## [Task statement]
The records below must be duplicated exactly, character for character.

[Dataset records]
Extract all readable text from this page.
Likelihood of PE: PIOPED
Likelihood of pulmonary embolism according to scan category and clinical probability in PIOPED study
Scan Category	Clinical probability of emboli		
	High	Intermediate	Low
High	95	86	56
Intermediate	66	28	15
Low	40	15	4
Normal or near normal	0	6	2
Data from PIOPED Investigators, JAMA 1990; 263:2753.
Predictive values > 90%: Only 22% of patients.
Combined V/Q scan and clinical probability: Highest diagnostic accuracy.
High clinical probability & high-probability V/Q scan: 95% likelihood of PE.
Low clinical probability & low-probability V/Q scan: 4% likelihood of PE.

## [Exercise result]
Extract all readable text from this page.
Likelihood of PE: PIOPED
Likelihood of pulmonary embolism according to scan category and clinical probability in PIOPED study
Scan Category	Clinical probability of emboli		
	High	Intermediate	Low
High	95	86	56
Intermediate	66	28	15
Low	40	15	4
Normal or near normal	0	6	2
Data from PIOPED Investigators, JAMA 1990; 263:2753.
Predictive values > 90%: Only 22% of patients.
Combined V/Q scan and clinical probability: Highest diagnostic accuracy.
High clinical probability & high-probability V/Q scan: 95% likelihood of PE.
Low clinical probability & low-probability V/Q scan: 4% likelihood of PE.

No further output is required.